**** Entries shown ****

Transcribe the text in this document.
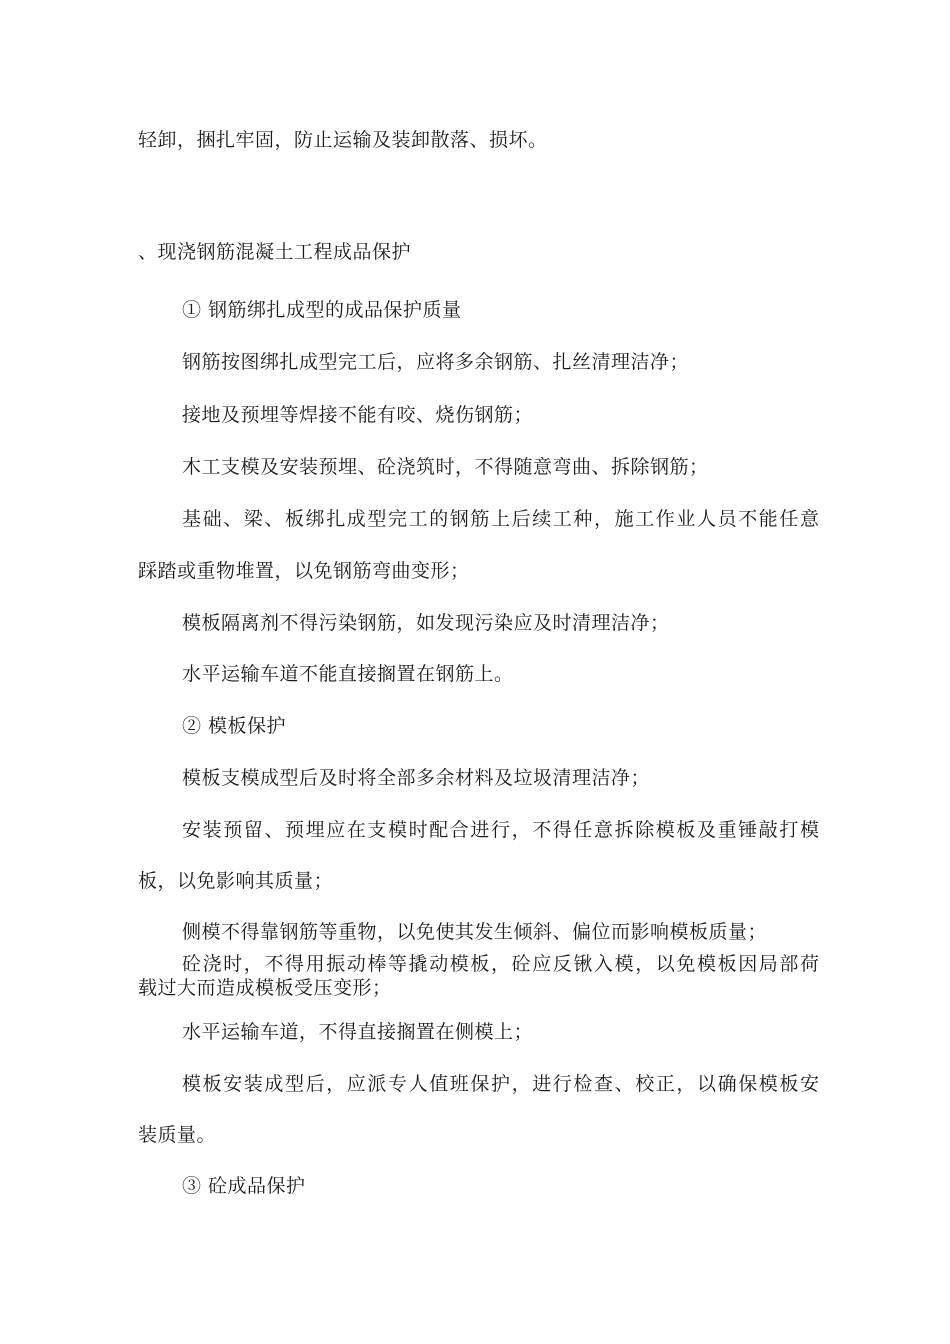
轻卸，捆扎牢固，防止运输及装卸散落、损坏。
、现浇钢筋混凝土工程成品保护
① 钢筋绑扎成型的成品保护质量
钢筋按图绑扎成型完工后，应将多余钢筋、扎丝清理洁净；
接地及预埋等焊接不能有咬、烧伤钢筋；
木工支模及安装预埋、砼浇筑时，不得随意弯曲、拆除钢筋；
基础、梁、板绑扎成型完工的钢筋上后续工种，施工作业人员不能任意
踩踏或重物堆置，以免钢筋弯曲变形；
模板隔离剂不得污染钢筋，如发现污染应及时清理洁净；
水平运输车道不能直接搁置在钢筋上。
② 模板保护
模板支模成型后及时将全部多余材料及垃圾清理洁净；
安装预留、预埋应在支模时配合进行，不得任意拆除模板及重锤敲打模
板，以免影响其质量；
侧模不得靠钢筋等重物，以免使其发生倾斜、偏位而影响模板质量；
砼浇时，不得用振动棒等撬动模板，砼应反锹入模，以免模板因局部荷
载过大而造成模板受压变形；
水平运输车道，不得直接搁置在侧模上；
模板安装成型后，应派专人值班保护，进行检查、校正，以确保模板安
装质量。
③ 砼成品保护
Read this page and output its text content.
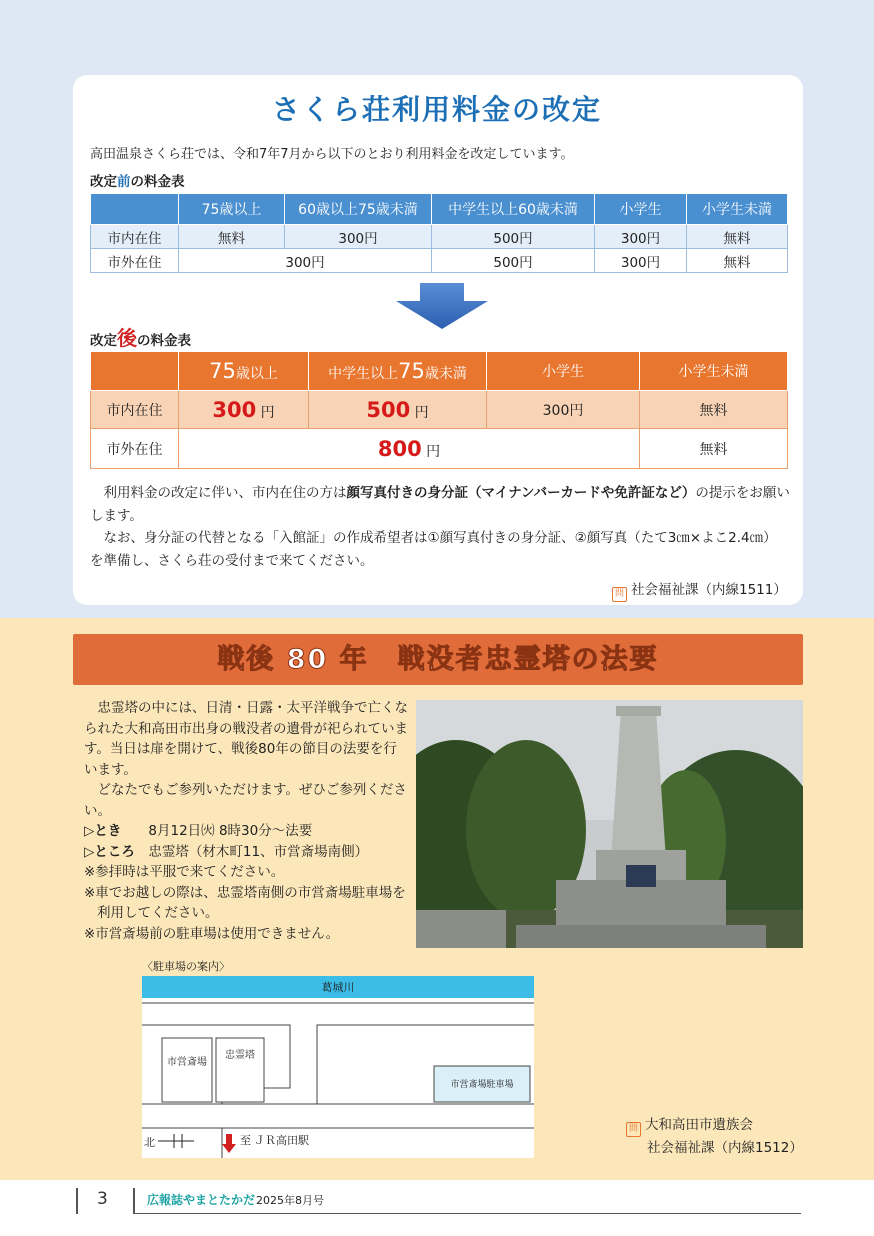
さくら荘利用料金の改定
高田温泉さくら荘では、令和7年7月から以下のとおり利用料金を改定しています。
改定前の料金表
	75歳以上	60歳以上75歳未満	中学生以上60歳未満	小学生	小学生未満
市内在住	無料	300円	500円	300円	無料
市外在住	300円		500円	300円	無料
改定後の料金表
	75歳以上	中学生以上75歳未満	小学生	小学生未満
市内在住	300 円	500 円	300円	無料
市外在住	800 円			無料
　利用料金の改定に伴い、市内在住の方は顔写真付きの身分証（マイナンバーカードや免許証など）の提示をお願いします。
　なお、身分証の代替となる「入館証」の作成希望者は①顔写真付きの身分証、②顔写真（たて3㎝×よこ2.4㎝）を準備し、さくら荘の受付まで来てください。
問 社会福祉課（内線1511）
戦後 80 年　戦没者忠霊塔の法要

　忠霊塔の中には、日清・日露・太平洋戦争で亡くなられた大和高田市出身の戦没者の遺骨が祀られています。当日は扉を開けて、戦後80年の節目の法要を行います。

　どなたでもご参列いただけます。ぜひご参列ください。

▷とき　　 8月12日㈫ 8時30分～法要

▷ところ　 忠霊塔（材木町11、市営斎場南側）

※参拝時は平服で来てください。

※車でお越しの際は、忠霊塔南側の市営斎場駐車場を利用してください。

※市営斎場前の駐車場は使用できません。

〈駐車場の案内〉
葛城川
市営斎場
忠霊塔
市営斎場駐車場
北	至 ＪＲ高田駅
問 大和高田市遺族会
社会福祉課（内線1512）
3	広報誌やまとたかだ 2025年8月号
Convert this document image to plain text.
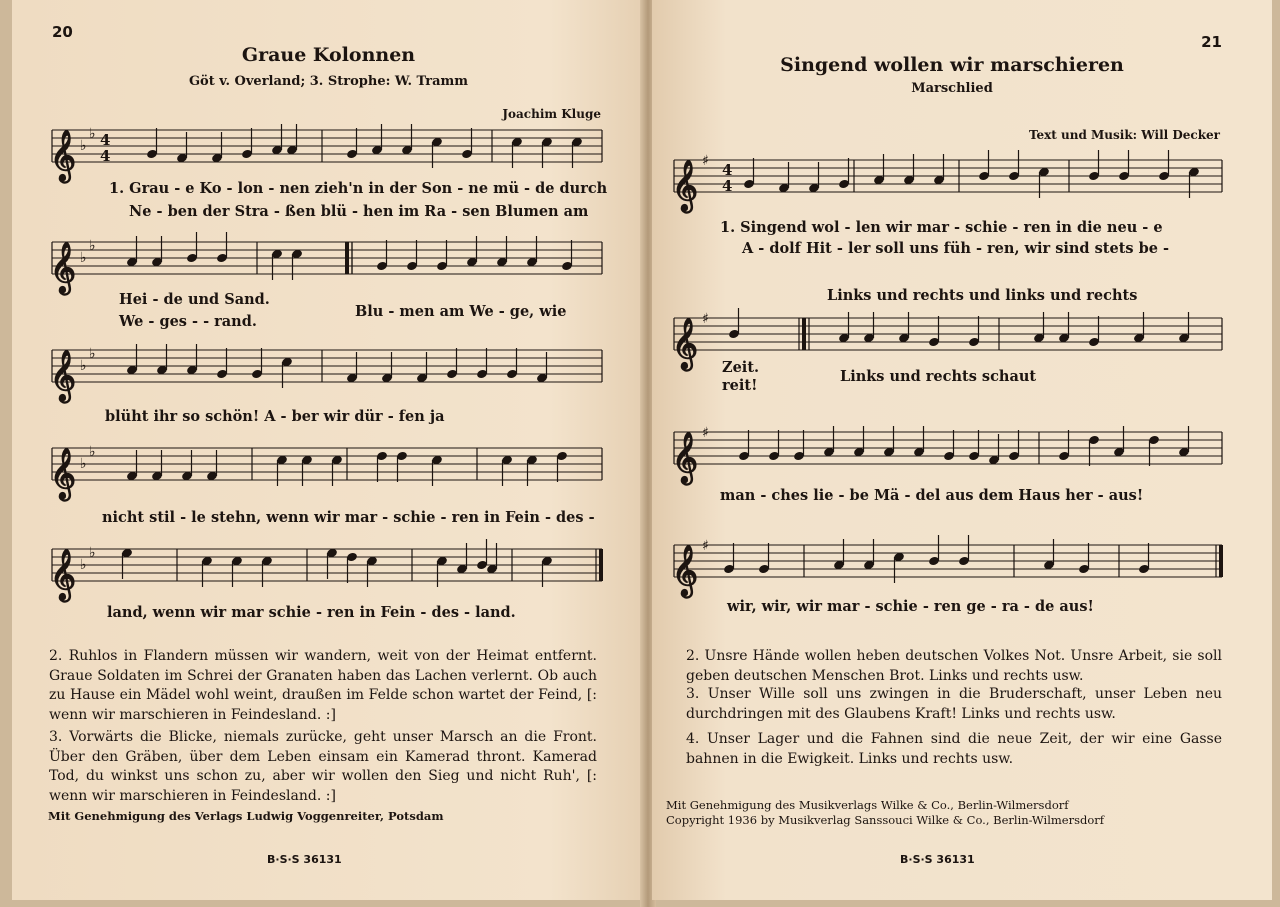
20
Graue Kolonnen
Göt v. Overland; 3. Strophe: W. Tramm
Joachim Kluge
𝄞 ♭
♭ 4
4
1. Grau - e Ko - lon - nen zieh'n in der Son - ne mü - de durch
Ne - ben der Stra - ßen blü - hen im Ra - sen Blumen am
𝄞 ♭
♭
Hei - de und Sand.
We - ges - - rand.
Blu - men am We - ge, wie
𝄞 ♭
♭
blüht ihr so schön! A - ber wir dür - fen ja
𝄞 ♭
♭
nicht stil - le stehn, wenn wir mar - schie - ren in Fein - des -
𝄞 ♭
♭
land, wenn wir mar schie - ren in Fein - des - land.
2. Ruhlos in Flandern müssen wir wandern, weit von der Heimat entfernt. Graue Soldaten im Schrei der Granaten haben das Lachen verlernt. Ob auch zu Hause ein Mädel wohl weint, draußen im Felde schon wartet der Feind, [: wenn wir marschieren in Feindesland. :]
3. Vorwärts die Blicke, niemals zurücke, geht unser Marsch an die Front. Über den Gräben, über dem Leben einsam ein Kamerad thront. Kamerad Tod, du winkst uns schon zu, aber wir wollen den Sieg und nicht Ruh', [: wenn wir marschieren in Feindesland. :]
Mit Genehmigung des Verlags Ludwig Voggenreiter, Potsdam
B·S·S 36131
21
Singend wollen wir marschieren
Marschlied
Text und Musik: Will Decker
𝄞 ♯ 4
4
1. Singend wol - len wir mar - schie - ren in die neu - e
A - dolf Hit - ler soll uns füh - ren, wir sind stets be -
Links und rechts und links und rechts
𝄞 ♯
Zeit.
reit!
Links und rechts schaut
𝄞 ♯
man - ches lie - be Mä - del aus dem Haus her - aus!
𝄞 ♯
wir, wir, wir mar - schie - ren ge - ra - de aus!
2. Unsre Hände wollen heben deutschen Volkes Not. Unsre Arbeit, sie soll geben deutschen Menschen Brot. Links und rechts usw.
3. Unser Wille soll uns zwingen in die Bruderschaft, unser Leben neu durchdringen mit des Glaubens Kraft! Links und rechts usw.
4. Unser Lager und die Fahnen sind die neue Zeit, der wir eine Gasse bahnen in die Ewigkeit. Links und rechts usw.
Mit Genehmigung des Musikverlags Wilke & Co., Berlin-Wilmersdorf
Copyright 1936 by Musikverlag Sanssouci Wilke & Co., Berlin-Wilmersdorf
B·S·S 36131
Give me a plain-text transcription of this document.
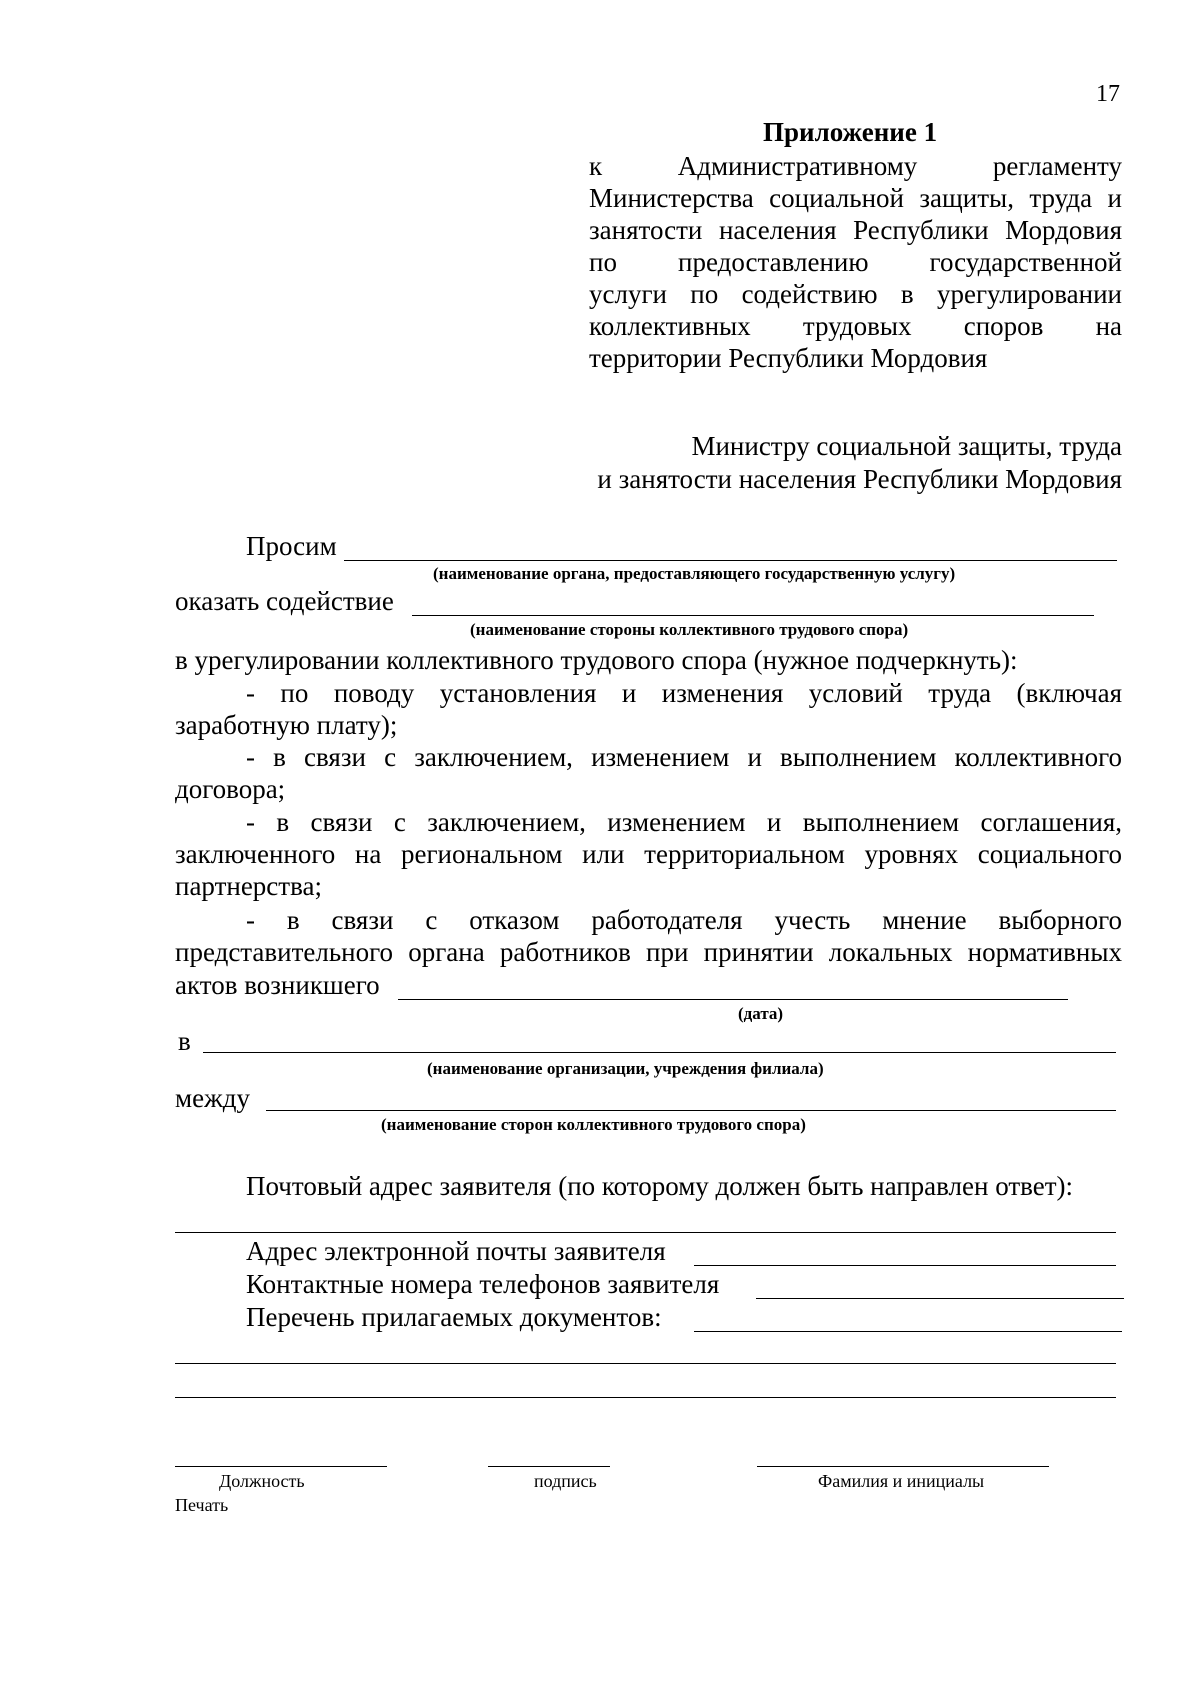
17
Приложение 1
к Административному регламенту
Министерства социальной защиты, труда и
занятости населения Республики Мордовия
по предоставлению государственной
услуги по содействию в урегулировании
коллективных трудовых споров на
территории Республики Мордовия
Министру социальной защиты, труда
и занятости населения Республики Мордовия
Просим
(наименование органа, предоставляющего государственную услугу)
оказать содействие
(наименование стороны коллективного трудового спора)
в урегулировании коллективного трудового спора (нужное подчеркнуть):
- по поводу установления и изменения условий труда (включая
заработную плату);
- в связи с заключением, изменением и выполнением коллективного
договора;
- в связи с заключением, изменением и выполнением соглашения,
заключенного на региональном или территориальном уровнях социального
партнерства;
- в связи с отказом работодателя учесть мнение выборного
представительного органа работников при принятии локальных нормативных
актов возникшего
(дата)
в
(наименование организации, учреждения филиала)
между
(наименование сторон коллективного трудового спора)
Почтовый адрес заявителя (по которому должен быть направлен ответ):
Адрес электронной почты заявителя
Контактные номера телефонов заявителя
Перечень прилагаемых документов:
Должность	подпись	Фамилия и инициалы
Печать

****

■ **Exercise objective**
Replicate the material above verbatim; images stay out of the copy.

■ **Exercise output**
Transcribe the text in this document.
轻卸，捆扎牢固，防止运输及装卸散落、损坏。
、现浇钢筋混凝土工程成品保护
① 钢筋绑扎成型的成品保护质量
钢筋按图绑扎成型完工后，应将多余钢筋、扎丝清理洁净；
接地及预埋等焊接不能有咬、烧伤钢筋；
木工支模及安装预埋、砼浇筑时，不得随意弯曲、拆除钢筋；
基础、梁、板绑扎成型完工的钢筋上后续工种，施工作业人员不能任意
踩踏或重物堆置，以免钢筋弯曲变形；
模板隔离剂不得污染钢筋，如发现污染应及时清理洁净；
水平运输车道不能直接搁置在钢筋上。
② 模板保护
模板支模成型后及时将全部多余材料及垃圾清理洁净；
安装预留、预埋应在支模时配合进行，不得任意拆除模板及重锤敲打模
板，以免影响其质量；
侧模不得靠钢筋等重物，以免使其发生倾斜、偏位而影响模板质量；
砼浇时，不得用振动棒等撬动模板，砼应反锹入模，以免模板因局部荷
载过大而造成模板受压变形；
水平运输车道，不得直接搁置在侧模上；
模板安装成型后，应派专人值班保护，进行检查、校正，以确保模板安
装质量。
③ 砼成品保护
Read this page and output its text content.
さくら荘利用料金の改定
高田温泉さくら荘では、令和7年7月から以下のとおり利用料金を改定しています。
改定前の料金表
	75歳以上	60歳以上75歳未満	中学生以上60歳未満	小学生	小学生未満
市内在住	無料	300円	500円	300円	無料
市外在住	300円		500円	300円	無料
改定後の料金表
	75歳以上	中学生以上75歳未満	小学生	小学生未満
市内在住	300 円	500 円	300円	無料
市外在住	800 円			無料
　利用料金の改定に伴い、市内在住の方は顔写真付きの身分証（マイナンバーカードや免許証など）の提示をお願いします。
　なお、身分証の代替となる「入館証」の作成希望者は①顔写真付きの身分証、②顔写真（たて3㎝×よこ2.4㎝）を準備し、さくら荘の受付まで来てください。
問 社会福祉課（内線1511）
戦後 80 年　戦没者忠霊塔の法要

　忠霊塔の中には、日清・日露・太平洋戦争で亡くなられた大和高田市出身の戦没者の遺骨が祀られています。当日は扉を開けて、戦後80年の節目の法要を行います。

　どなたでもご参列いただけます。ぜひご参列ください。

▷とき　　 8月12日㈫ 8時30分～法要

▷ところ　 忠霊塔（材木町11、市営斎場南側）

※参拝時は平服で来てください。

※車でお越しの際は、忠霊塔南側の市営斎場駐車場を利用してください。

※市営斎場前の駐車場は使用できません。

〈駐車場の案内〉
葛城川
市営斎場
忠霊塔
市営斎場駐車場
北	至 ＪＲ高田駅
問 大和高田市遺族会
社会福祉課（内線1512）
3	広報誌やまとたかだ 2025年8月号
Convert this document image to plain text.
20
Graue Kolonnen
Göt v. Overland; 3. Strophe: W. Tramm
Joachim Kluge
𝄞 ♭
♭ 4
4
1. Grau - e Ko - lon - nen zieh'n in der Son - ne mü - de durch
Ne - ben der Stra - ßen blü - hen im Ra - sen Blumen am
𝄞 ♭
♭
Hei - de und Sand.
We - ges - - rand.
Blu - men am We - ge, wie
𝄞 ♭
♭
blüht ihr so schön! A - ber wir dür - fen ja
𝄞 ♭
♭
nicht stil - le stehn, wenn wir mar - schie - ren in Fein - des -
𝄞 ♭
♭
land, wenn wir mar schie - ren in Fein - des - land.
2. Ruhlos in Flandern müssen wir wandern, weit von der Heimat entfernt. Graue Soldaten im Schrei der Granaten haben das Lachen verlernt. Ob auch zu Hause ein Mädel wohl weint, draußen im Felde schon wartet der Feind, [: wenn wir marschieren in Feindesland. :]
3. Vorwärts die Blicke, niemals zurücke, geht unser Marsch an die Front. Über den Gräben, über dem Leben einsam ein Kamerad thront. Kamerad Tod, du winkst uns schon zu, aber wir wollen den Sieg und nicht Ruh', [: wenn wir marschieren in Feindesland. :]
Mit Genehmigung des Verlags Ludwig Voggenreiter, Potsdam
B·S·S 36131
21
Singend wollen wir marschieren
Marschlied
Text und Musik: Will Decker
𝄞 ♯ 4
4
1. Singend wol - len wir mar - schie - ren in die neu - e
A - dolf Hit - ler soll uns füh - ren, wir sind stets be -
Links und rechts und links und rechts
𝄞 ♯
Zeit.
reit!
Links und rechts schaut
𝄞 ♯
man - ches lie - be Mä - del aus dem Haus her - aus!
𝄞 ♯
wir, wir, wir mar - schie - ren ge - ra - de aus!
2. Unsre Hände wollen heben deutschen Volkes Not. Unsre Arbeit, sie soll geben deutschen Menschen Brot. Links und rechts usw.
3. Unser Wille soll uns zwingen in die Bruderschaft, unser Leben neu durchdringen mit des Glaubens Kraft! Links und rechts usw.
4. Unser Lager und die Fahnen sind die neue Zeit, der wir eine Gasse bahnen in die Ewigkeit. Links und rechts usw.
Mit Genehmigung des Musikverlags Wilke & Co., Berlin-Wilmersdorf
Copyright 1936 by Musikverlag Sanssouci Wilke & Co., Berlin-Wilmersdorf
B·S·S 36131
Give me a plain-text transcription of this document.
17
Приложение 1
к Административному регламенту
Министерства социальной защиты, труда и
занятости населения Республики Мордовия
по предоставлению государственной
услуги по содействию в урегулировании
коллективных трудовых споров на
территории Республики Мордовия
Министру социальной защиты, труда
и занятости населения Республики Мордовия
Просим
(наименование органа, предоставляющего государственную услугу)
оказать содействие
(наименование стороны коллективного трудового спора)
в урегулировании коллективного трудового спора (нужное подчеркнуть):
- по поводу установления и изменения условий труда (включая
заработную плату);
- в связи с заключением, изменением и выполнением коллективного
договора;
- в связи с заключением, изменением и выполнением соглашения,
заключенного на региональном или территориальном уровнях социального
партнерства;
- в связи с отказом работодателя учесть мнение выборного
представительного органа работников при принятии локальных нормативных
актов возникшего
(дата)
в
(наименование организации, учреждения филиала)
между
(наименование сторон коллективного трудового спора)
Почтовый адрес заявителя (по которому должен быть направлен ответ):
Адрес электронной почты заявителя
Контактные номера телефонов заявителя
Перечень прилагаемых документов:
Должность	подпись	Фамилия и инициалы
Печать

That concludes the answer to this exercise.